- Aim of the exercise -
Examine the entries below, count the lines holding the string "plankton", and respond with the number only.

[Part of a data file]
- - - -

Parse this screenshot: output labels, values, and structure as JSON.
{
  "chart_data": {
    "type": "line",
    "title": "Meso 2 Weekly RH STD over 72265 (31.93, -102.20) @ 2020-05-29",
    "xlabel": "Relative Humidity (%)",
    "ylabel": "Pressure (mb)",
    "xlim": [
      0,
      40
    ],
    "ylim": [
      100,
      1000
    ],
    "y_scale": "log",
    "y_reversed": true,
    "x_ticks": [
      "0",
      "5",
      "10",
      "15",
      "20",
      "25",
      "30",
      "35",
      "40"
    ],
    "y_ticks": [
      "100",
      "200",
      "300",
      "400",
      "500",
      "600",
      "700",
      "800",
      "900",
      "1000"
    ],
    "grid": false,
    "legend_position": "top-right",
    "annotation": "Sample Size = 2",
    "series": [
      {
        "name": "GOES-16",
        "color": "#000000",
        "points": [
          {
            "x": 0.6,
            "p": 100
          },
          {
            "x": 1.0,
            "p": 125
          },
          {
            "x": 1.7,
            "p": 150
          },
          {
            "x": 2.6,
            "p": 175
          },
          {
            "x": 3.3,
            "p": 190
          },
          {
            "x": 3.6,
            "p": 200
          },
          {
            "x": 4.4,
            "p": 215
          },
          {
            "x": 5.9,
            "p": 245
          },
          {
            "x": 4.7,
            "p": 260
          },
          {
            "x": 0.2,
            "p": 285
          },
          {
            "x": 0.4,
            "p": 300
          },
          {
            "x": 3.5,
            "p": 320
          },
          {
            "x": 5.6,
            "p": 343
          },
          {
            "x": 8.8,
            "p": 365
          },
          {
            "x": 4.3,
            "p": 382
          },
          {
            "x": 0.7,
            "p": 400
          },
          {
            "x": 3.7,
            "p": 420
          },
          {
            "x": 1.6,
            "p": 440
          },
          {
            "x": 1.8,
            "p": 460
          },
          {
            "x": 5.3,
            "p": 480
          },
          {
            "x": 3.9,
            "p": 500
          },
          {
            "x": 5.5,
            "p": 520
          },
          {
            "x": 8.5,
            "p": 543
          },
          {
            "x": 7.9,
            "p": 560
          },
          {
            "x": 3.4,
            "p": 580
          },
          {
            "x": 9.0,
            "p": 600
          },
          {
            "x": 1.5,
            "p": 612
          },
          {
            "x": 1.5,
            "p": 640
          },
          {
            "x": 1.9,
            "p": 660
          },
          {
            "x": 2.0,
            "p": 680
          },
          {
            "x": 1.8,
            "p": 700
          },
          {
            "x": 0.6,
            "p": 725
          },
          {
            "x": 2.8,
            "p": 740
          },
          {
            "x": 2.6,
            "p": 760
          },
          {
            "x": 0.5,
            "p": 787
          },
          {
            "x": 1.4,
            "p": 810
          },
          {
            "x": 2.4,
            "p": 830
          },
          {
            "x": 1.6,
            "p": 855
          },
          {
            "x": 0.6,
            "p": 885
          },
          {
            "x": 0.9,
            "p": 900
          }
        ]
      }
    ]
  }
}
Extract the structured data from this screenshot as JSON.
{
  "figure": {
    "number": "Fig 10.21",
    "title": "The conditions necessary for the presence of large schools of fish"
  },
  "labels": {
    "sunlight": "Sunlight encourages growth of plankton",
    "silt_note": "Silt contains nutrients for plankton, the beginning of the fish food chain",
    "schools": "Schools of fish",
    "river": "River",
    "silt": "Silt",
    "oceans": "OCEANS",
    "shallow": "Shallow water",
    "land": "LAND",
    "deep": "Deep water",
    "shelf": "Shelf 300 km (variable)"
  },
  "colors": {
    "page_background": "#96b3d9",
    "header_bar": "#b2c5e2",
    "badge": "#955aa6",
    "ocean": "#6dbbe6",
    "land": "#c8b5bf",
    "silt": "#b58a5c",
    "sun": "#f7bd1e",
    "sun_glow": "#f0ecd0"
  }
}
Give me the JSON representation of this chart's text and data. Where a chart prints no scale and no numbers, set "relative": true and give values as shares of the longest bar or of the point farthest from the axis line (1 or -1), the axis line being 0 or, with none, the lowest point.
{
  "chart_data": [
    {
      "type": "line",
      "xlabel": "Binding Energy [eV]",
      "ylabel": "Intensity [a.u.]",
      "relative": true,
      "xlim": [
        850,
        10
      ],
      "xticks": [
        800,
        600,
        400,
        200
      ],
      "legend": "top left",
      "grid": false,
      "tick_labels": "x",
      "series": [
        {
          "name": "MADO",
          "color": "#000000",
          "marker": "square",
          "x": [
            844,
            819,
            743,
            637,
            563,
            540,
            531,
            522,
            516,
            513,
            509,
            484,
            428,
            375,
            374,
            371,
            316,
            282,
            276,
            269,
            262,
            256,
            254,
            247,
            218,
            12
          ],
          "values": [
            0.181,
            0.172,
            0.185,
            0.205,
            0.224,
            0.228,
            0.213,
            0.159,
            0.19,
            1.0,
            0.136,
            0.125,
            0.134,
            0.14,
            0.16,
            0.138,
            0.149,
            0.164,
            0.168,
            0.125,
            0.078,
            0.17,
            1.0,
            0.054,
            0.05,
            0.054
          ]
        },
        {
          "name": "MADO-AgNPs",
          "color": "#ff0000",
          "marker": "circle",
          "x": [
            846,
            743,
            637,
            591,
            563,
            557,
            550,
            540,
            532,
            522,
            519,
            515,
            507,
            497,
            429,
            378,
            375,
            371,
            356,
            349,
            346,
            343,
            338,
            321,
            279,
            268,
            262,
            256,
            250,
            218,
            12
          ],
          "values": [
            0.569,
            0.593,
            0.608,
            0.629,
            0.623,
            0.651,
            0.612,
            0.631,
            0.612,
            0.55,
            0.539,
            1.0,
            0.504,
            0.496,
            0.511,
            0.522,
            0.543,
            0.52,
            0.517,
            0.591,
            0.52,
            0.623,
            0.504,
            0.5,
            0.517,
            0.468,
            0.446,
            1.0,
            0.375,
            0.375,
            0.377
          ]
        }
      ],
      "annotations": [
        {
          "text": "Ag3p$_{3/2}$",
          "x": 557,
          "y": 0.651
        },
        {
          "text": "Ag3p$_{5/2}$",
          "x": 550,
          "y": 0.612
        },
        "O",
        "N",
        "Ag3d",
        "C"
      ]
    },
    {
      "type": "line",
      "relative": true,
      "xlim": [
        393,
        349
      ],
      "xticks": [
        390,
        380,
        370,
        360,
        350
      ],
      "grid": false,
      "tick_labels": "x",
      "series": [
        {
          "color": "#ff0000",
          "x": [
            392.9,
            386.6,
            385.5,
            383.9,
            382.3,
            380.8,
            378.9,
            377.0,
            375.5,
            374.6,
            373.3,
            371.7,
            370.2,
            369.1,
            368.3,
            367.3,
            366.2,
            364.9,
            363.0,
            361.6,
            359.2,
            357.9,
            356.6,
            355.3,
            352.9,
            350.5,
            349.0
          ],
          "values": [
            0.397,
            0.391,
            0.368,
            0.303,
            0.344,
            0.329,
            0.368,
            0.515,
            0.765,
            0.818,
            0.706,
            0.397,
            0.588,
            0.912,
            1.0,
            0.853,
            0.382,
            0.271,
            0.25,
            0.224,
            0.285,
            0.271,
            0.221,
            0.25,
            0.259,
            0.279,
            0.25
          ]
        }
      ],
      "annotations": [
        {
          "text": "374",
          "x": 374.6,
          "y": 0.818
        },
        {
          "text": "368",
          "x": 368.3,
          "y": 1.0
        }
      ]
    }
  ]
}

- - - -

- Complete response -
2